**Written exercise**
Each entry below should be written out exactly as it is, with no pictures.

(Stored entries)
════════════════════
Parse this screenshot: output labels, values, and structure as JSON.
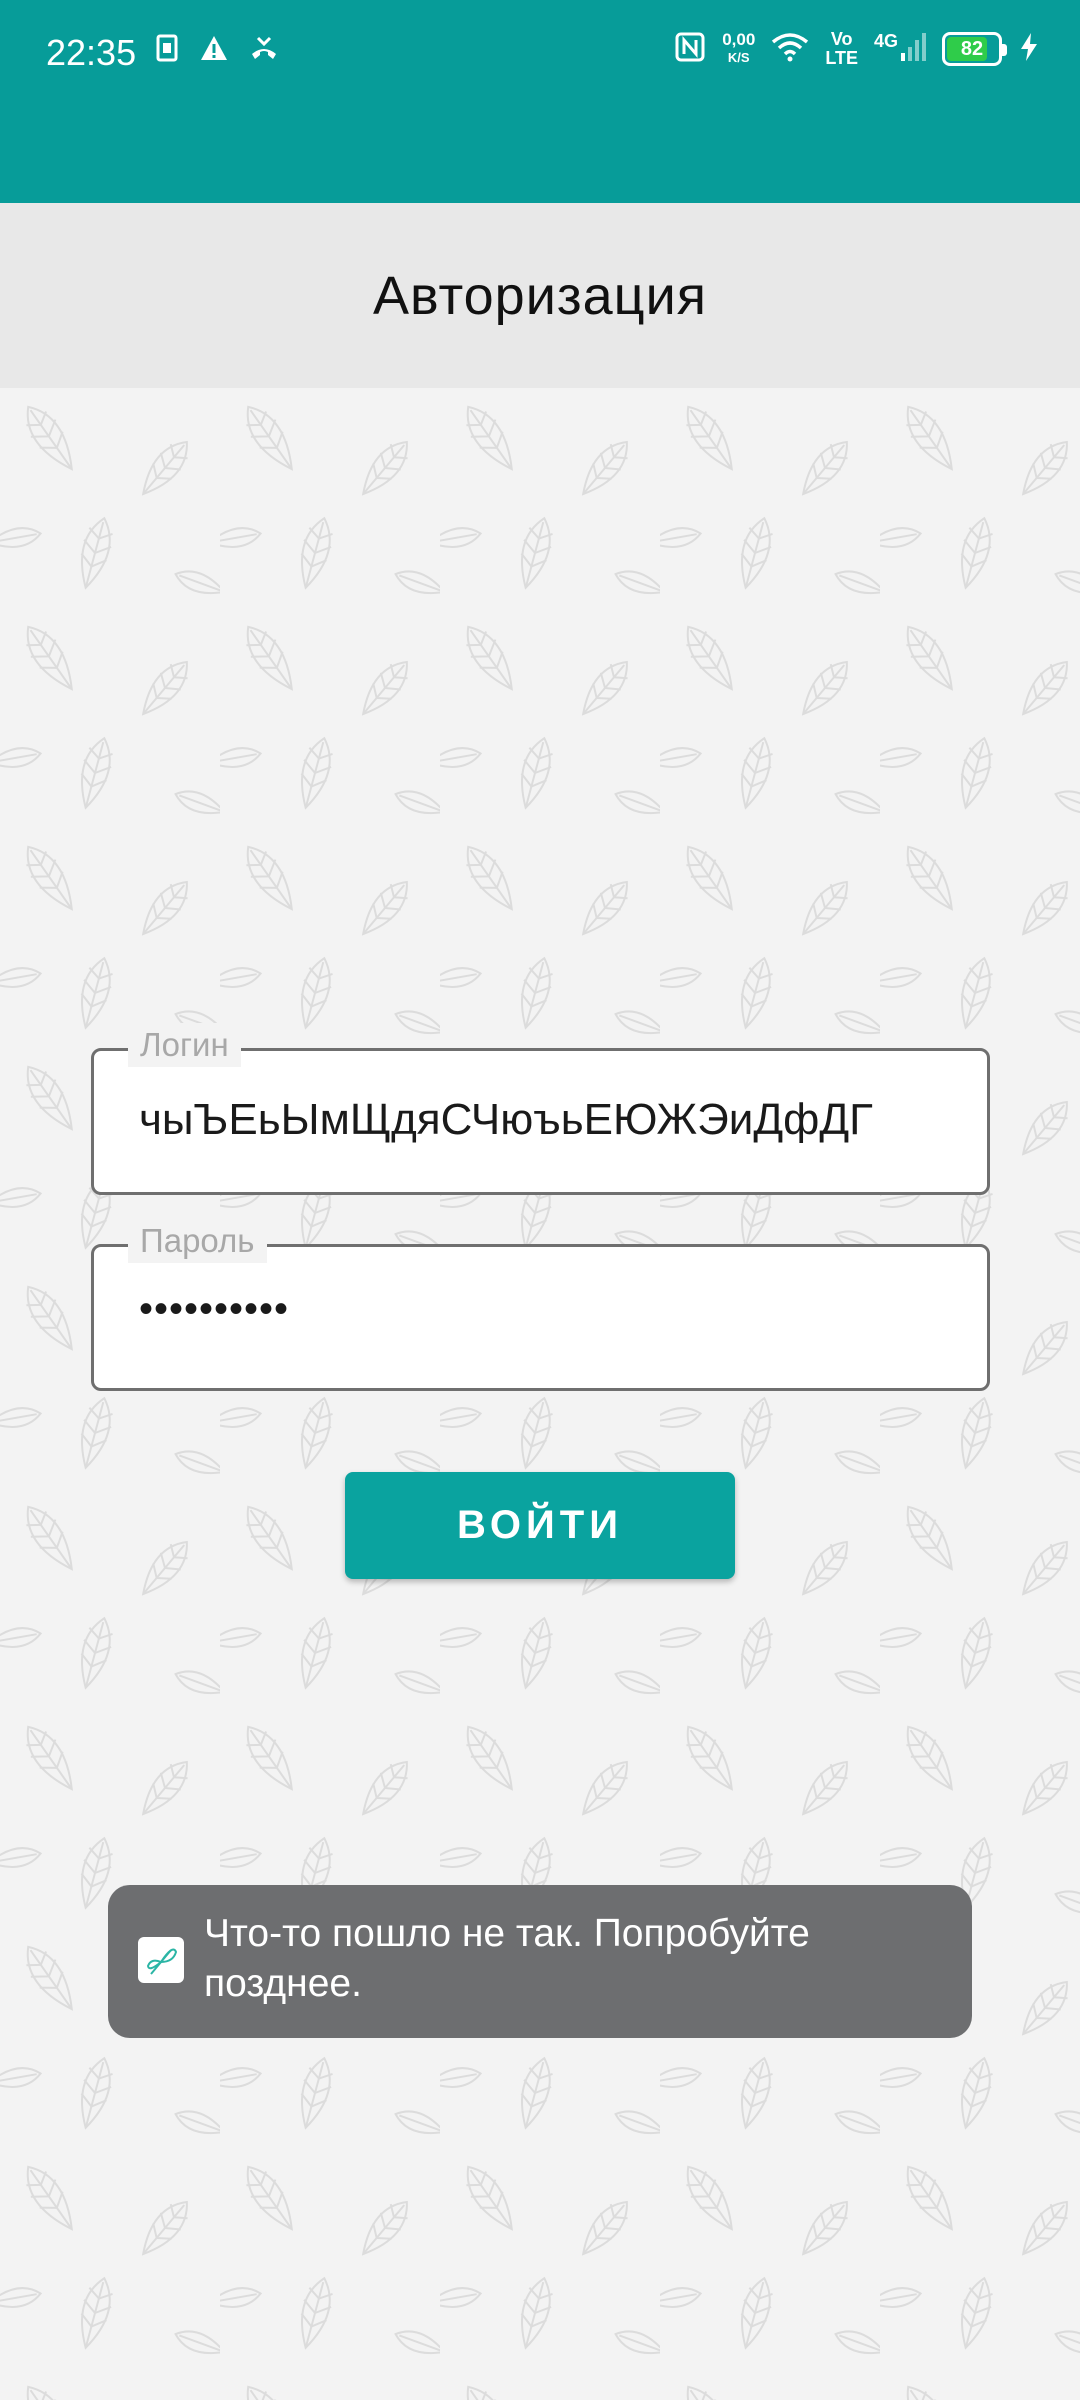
{
  "status_bar": {
    "time": "22:35",
    "net_speed_value": "0,00",
    "net_speed_unit": "K/S",
    "volte_line1": "Vo",
    "volte_line2": "LTE",
    "network_type": "4G",
    "battery_percent": "82",
    "battery_level": 0.82,
    "left_icons": [
      "sim-card-icon",
      "warning-icon",
      "missed-call-icon"
    ],
    "right_icons": [
      "nfc-icon",
      "wifi-icon",
      "signal-icon",
      "charging-icon"
    ],
    "background_color": "#079c99"
  },
  "app_bar": {
    "title": "Авторизация"
  },
  "form": {
    "login_label": "Логин",
    "login_value": "чыЪЕьЫмЩдяСЧюъьЕЮЖЭиДфДГ",
    "password_label": "Пароль",
    "password_value": "••••••••••",
    "submit_label": "ВОЙТИ",
    "accent_color": "#0aa39f"
  },
  "toast": {
    "message": "Что-то пошло не так. Попробуйте позднее.",
    "icon": "app-butterfly-icon"
  }
}
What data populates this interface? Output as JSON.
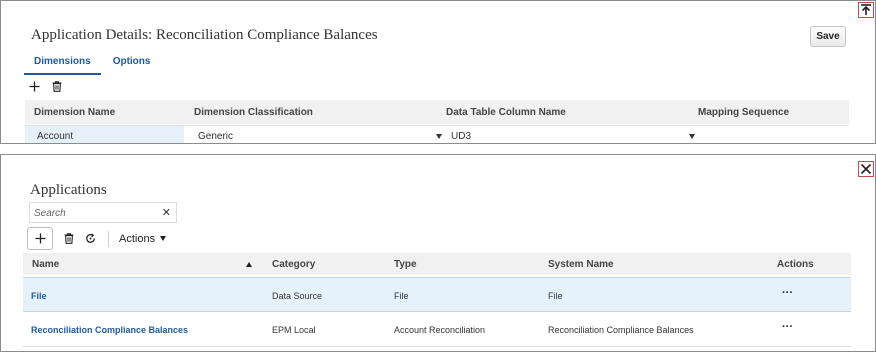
════════════════════
**Exercise result**
Parse this screenshot: output labels, values, and structure as JSON.
{
  "status_bar": {
    "time": "22:35",
    "net_speed_value": "0,00",
    "net_speed_unit": "K/S",
    "volte_line1": "Vo",
    "volte_line2": "LTE",
    "network_type": "4G",
    "battery_percent": "82",
    "battery_level": 0.82,
    "left_icons": [
      "sim-card-icon",
      "warning-icon",
      "missed-call-icon"
    ],
    "right_icons": [
      "nfc-icon",
      "wifi-icon",
      "signal-icon",
      "charging-icon"
    ],
    "background_color": "#079c99"
  },
  "app_bar": {
    "title": "Авторизация"
  },
  "form": {
    "login_label": "Логин",
    "login_value": "чыЪЕьЫмЩдяСЧюъьЕЮЖЭиДфДГ",
    "password_label": "Пароль",
    "password_value": "••••••••••",
    "submit_label": "ВОЙТИ",
    "accent_color": "#0aa39f"
  },
  "toast": {
    "message": "Что-то пошло не так. Попробуйте позднее.",
    "icon": "app-butterfly-icon"
  }
}
What data populates this interface? Output as JSON.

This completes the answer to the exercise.